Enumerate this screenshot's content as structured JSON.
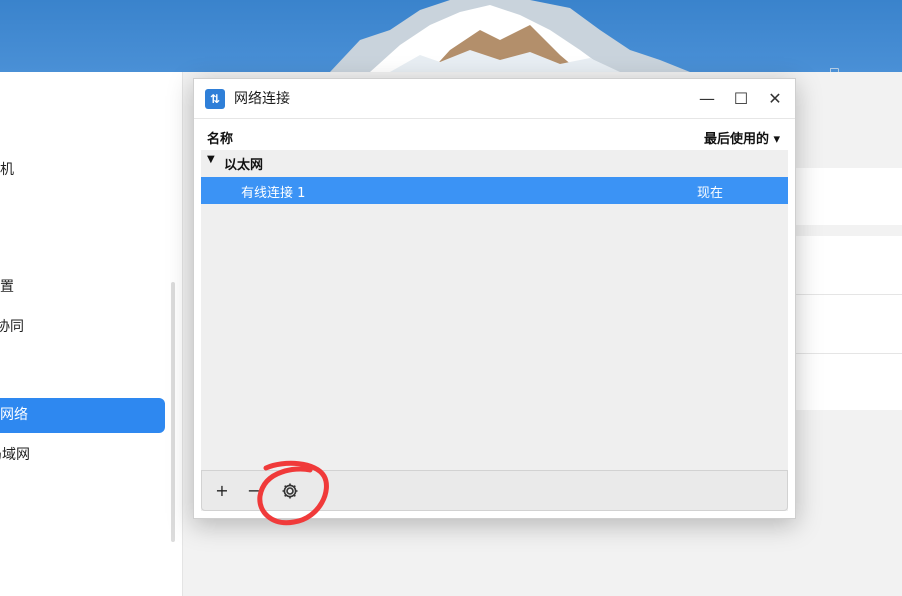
{
  "background_window": {
    "sidebar_items": [
      "机",
      "置",
      "协同",
      "网络",
      "局域网"
    ],
    "active_item": "网络"
  },
  "dialog": {
    "title": "网络连接",
    "app_icon": "network-transfer-icon",
    "window_controls": {
      "minimize": "—",
      "maximize": "☐",
      "close": "✕"
    },
    "table": {
      "column_name": "名称",
      "column_last_used": "最后使用的 ▾",
      "groups": [
        {
          "label": "以太网",
          "expanded_symbol": "▼",
          "connections": [
            {
              "name": "有线连接 1",
              "last_used": "现在",
              "selected": true
            }
          ]
        }
      ]
    },
    "toolbar": {
      "add": "+",
      "remove": "−",
      "settings_icon": "gear-icon"
    }
  },
  "colors": {
    "selection": "#3b93f5",
    "accent": "#2e88f0",
    "annotation": "#f03a3a"
  }
}
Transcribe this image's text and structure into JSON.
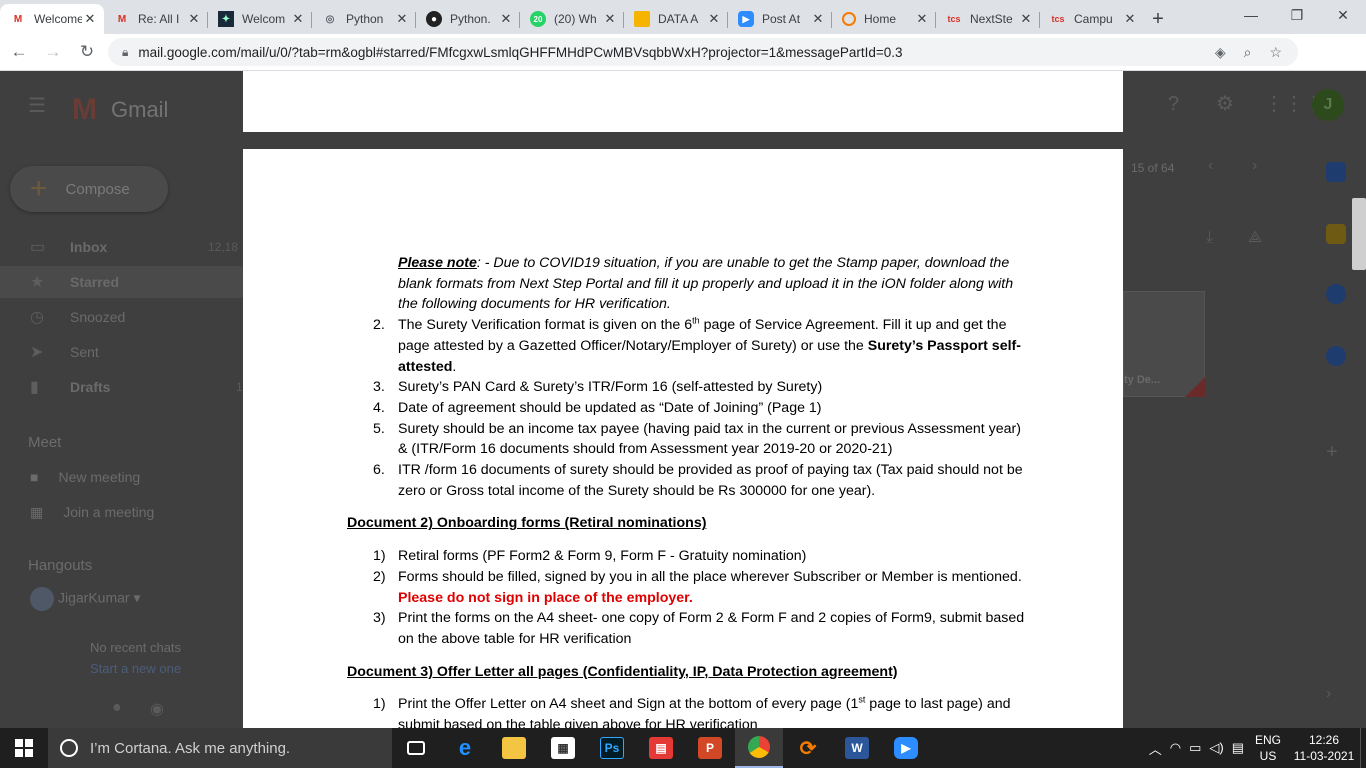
{
  "browser": {
    "tabs": [
      {
        "icon": "gmail-icon",
        "title": "Welcome",
        "active": true
      },
      {
        "icon": "gmail-icon",
        "title": "Re: All I"
      },
      {
        "icon": "dark-site-icon",
        "title": "Welcom"
      },
      {
        "icon": "globe-icon",
        "title": "Python"
      },
      {
        "icon": "github-icon",
        "title": "Python."
      },
      {
        "icon": "whatsapp-icon",
        "title": "(20) Wh"
      },
      {
        "icon": "slides-icon",
        "title": "DATA A"
      },
      {
        "icon": "zoom-icon",
        "title": "Post At"
      },
      {
        "icon": "orange-circle-icon",
        "title": "Home"
      },
      {
        "icon": "tcs-icon",
        "title": "NextSte"
      },
      {
        "icon": "tcs-icon",
        "title": "Campu"
      }
    ],
    "url": "mail.google.com/mail/u/0/?tab=rm&ogbl#starred/FMfcgxwLsmlqGHFFMHdPCwMBVsqbbWxH?projector=1&messagePartId=0.3",
    "profile_initial": "J"
  },
  "gmail": {
    "logo_text": "Gmail",
    "compose_label": "Compose",
    "sidebar": [
      {
        "icon": "inbox-icon",
        "label": "Inbox",
        "count": "12,18"
      },
      {
        "icon": "star-icon",
        "label": "Starred",
        "count": ""
      },
      {
        "icon": "clock-icon",
        "label": "Snoozed",
        "count": ""
      },
      {
        "icon": "send-icon",
        "label": "Sent",
        "count": ""
      },
      {
        "icon": "draft-icon",
        "label": "Drafts",
        "count": "1"
      }
    ],
    "meet_heading": "Meet",
    "meet_items": [
      "New meeting",
      "Join a meeting"
    ],
    "hangouts_heading": "Hangouts",
    "hangouts_user": "JigarKumar",
    "no_chats": "No recent chats",
    "start_new": "Start a new one",
    "pager": "15 of 64",
    "attachment_label": "ty De..."
  },
  "document": {
    "note_label": "Please note",
    "note_text": ": - Due to COVID19 situation, if you are unable to get the Stamp paper, download the blank formats from Next Step Portal and fill it up properly and upload it in the iON folder along with the following documents for HR verification.",
    "items1": [
      {
        "num": "2.",
        "pre": "The Surety Verification format is given on the 6",
        "sup": "th",
        "post": " page of Service Agreement. Fill it up and get the page attested by a Gazetted Officer/Notary/Employer of Surety) or use the ",
        "bold": "Surety’s Passport self-attested",
        "tail": "."
      },
      {
        "num": "3.",
        "text": "Surety’s PAN Card & Surety’s ITR/Form 16 (self-attested by Surety)"
      },
      {
        "num": "4.",
        "text": "Date of agreement should be updated as “Date of Joining” (Page 1)"
      },
      {
        "num": "5.",
        "text": "Surety should be an income tax payee (having paid tax in the current or previous Assessment year) & (ITR/Form 16 documents should from Assessment year 2019-20 or 2020-21)"
      },
      {
        "num": "6.",
        "text": "ITR /form 16 documents of surety should be provided as proof of paying tax (Tax paid should not be zero or Gross total income of the Surety should be Rs 300000 for one year)."
      }
    ],
    "heading2": "Document 2) Onboarding forms (Retiral nominations)",
    "items2": [
      {
        "num": "1)",
        "text": "Retiral forms (PF Form2 & Form 9, Form F - Gratuity nomination)"
      },
      {
        "num": "2)",
        "text": "Forms should be filled, signed by you in all the place wherever Subscriber or Member is mentioned.  ",
        "red": "Please do not sign in place of the employer."
      },
      {
        "num": "3)",
        "text": "Print the forms on the A4 sheet- one copy of Form 2 & Form F and 2 copies of Form9, submit based on the above table for HR verification"
      }
    ],
    "heading3": "Document 3) Offer Letter all pages (Confidentiality, IP, Data Protection agreement)",
    "items3": [
      {
        "num": "1)",
        "pre": "Print the Offer Letter on A4 sheet and Sign at the bottom of every page (1",
        "sup": "st",
        "post": " page to last page) and submit based on the table given above  for HR verification"
      }
    ]
  },
  "taskbar": {
    "search_placeholder": "I’m Cortana. Ask me anything.",
    "apps": [
      "task-view-icon",
      "edge-icon",
      "file-explorer-icon",
      "store-icon",
      "photoshop-icon",
      "red-book-icon",
      "powerpoint-icon",
      "chrome-icon",
      "sync-icon",
      "word-icon",
      "zoom-icon"
    ],
    "lang_top": "ENG",
    "lang_bottom": "US",
    "time": "12:26",
    "date": "11-03-2021"
  },
  "colors": {
    "red_text": "#e00000",
    "gmail_dim_bg": "#3f3f3f",
    "taskbar_bg": "#1f1f1f"
  }
}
---+---
• _Direction_: Report only how many lines in the listing contain the string "Print".

• _Solved problem_: 2